[Dataset excerpt]

──────

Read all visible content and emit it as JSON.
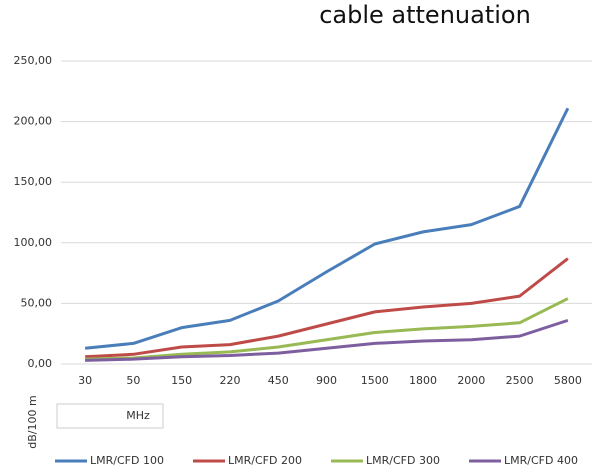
{
  "chart_data": {
    "type": "line",
    "title": "cable attenuation",
    "ylabel": "dB/100 m",
    "xlabel": "MHz",
    "categories": [
      "30",
      "50",
      "150",
      "220",
      "450",
      "900",
      "1500",
      "1800",
      "2000",
      "2500",
      "5800"
    ],
    "series": [
      {
        "name": "LMR/CFD 100",
        "color": "#4a7ebb",
        "values": [
          13,
          17,
          30,
          36,
          52,
          76,
          99,
          109,
          115,
          130,
          211
        ]
      },
      {
        "name": "LMR/CFD 200",
        "color": "#be4b48",
        "values": [
          6,
          8,
          14,
          16,
          23,
          33,
          43,
          47,
          50,
          56,
          87
        ]
      },
      {
        "name": "LMR/CFD 300",
        "color": "#98b954",
        "values": [
          4,
          5,
          8,
          10,
          14,
          20,
          26,
          29,
          31,
          34,
          54
        ]
      },
      {
        "name": "LMR/CFD 400",
        "color": "#7d5fa0",
        "values": [
          3,
          4,
          6,
          7,
          9,
          13,
          17,
          19,
          20,
          23,
          36
        ]
      }
    ],
    "ylim": [
      0,
      250
    ],
    "yticks": [
      {
        "value": 0,
        "label": "0,00"
      },
      {
        "value": 50,
        "label": "50,00"
      },
      {
        "value": 100,
        "label": "100,00"
      },
      {
        "value": 150,
        "label": "150,00"
      },
      {
        "value": 200,
        "label": "200,00"
      },
      {
        "value": 250,
        "label": "250,00"
      }
    ],
    "grid": true,
    "legend": "bottom"
  }
}
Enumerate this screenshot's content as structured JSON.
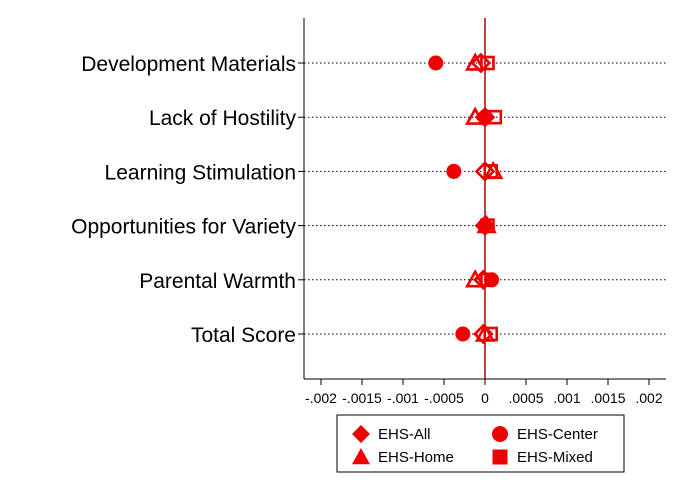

──────

Repeat the material above verbatim. Leave the pictures behind.

Read all visible content and emit it as JSON.
{
  "chart_data": {
    "type": "line",
    "title": "cable attenuation",
    "ylabel": "dB/100 m",
    "xlabel": "MHz",
    "categories": [
      "30",
      "50",
      "150",
      "220",
      "450",
      "900",
      "1500",
      "1800",
      "2000",
      "2500",
      "5800"
    ],
    "series": [
      {
        "name": "LMR/CFD 100",
        "color": "#4a7ebb",
        "values": [
          13,
          17,
          30,
          36,
          52,
          76,
          99,
          109,
          115,
          130,
          211
        ]
      },
      {
        "name": "LMR/CFD 200",
        "color": "#be4b48",
        "values": [
          6,
          8,
          14,
          16,
          23,
          33,
          43,
          47,
          50,
          56,
          87
        ]
      },
      {
        "name": "LMR/CFD 300",
        "color": "#98b954",
        "values": [
          4,
          5,
          8,
          10,
          14,
          20,
          26,
          29,
          31,
          34,
          54
        ]
      },
      {
        "name": "LMR/CFD 400",
        "color": "#7d5fa0",
        "values": [
          3,
          4,
          6,
          7,
          9,
          13,
          17,
          19,
          20,
          23,
          36
        ]
      }
    ],
    "ylim": [
      0,
      250
    ],
    "yticks": [
      {
        "value": 0,
        "label": "0,00"
      },
      {
        "value": 50,
        "label": "50,00"
      },
      {
        "value": 100,
        "label": "100,00"
      },
      {
        "value": 150,
        "label": "150,00"
      },
      {
        "value": 200,
        "label": "200,00"
      },
      {
        "value": 250,
        "label": "250,00"
      }
    ],
    "grid": true,
    "legend": "bottom"
  }
}
Enumerate this screenshot's content as structured JSON.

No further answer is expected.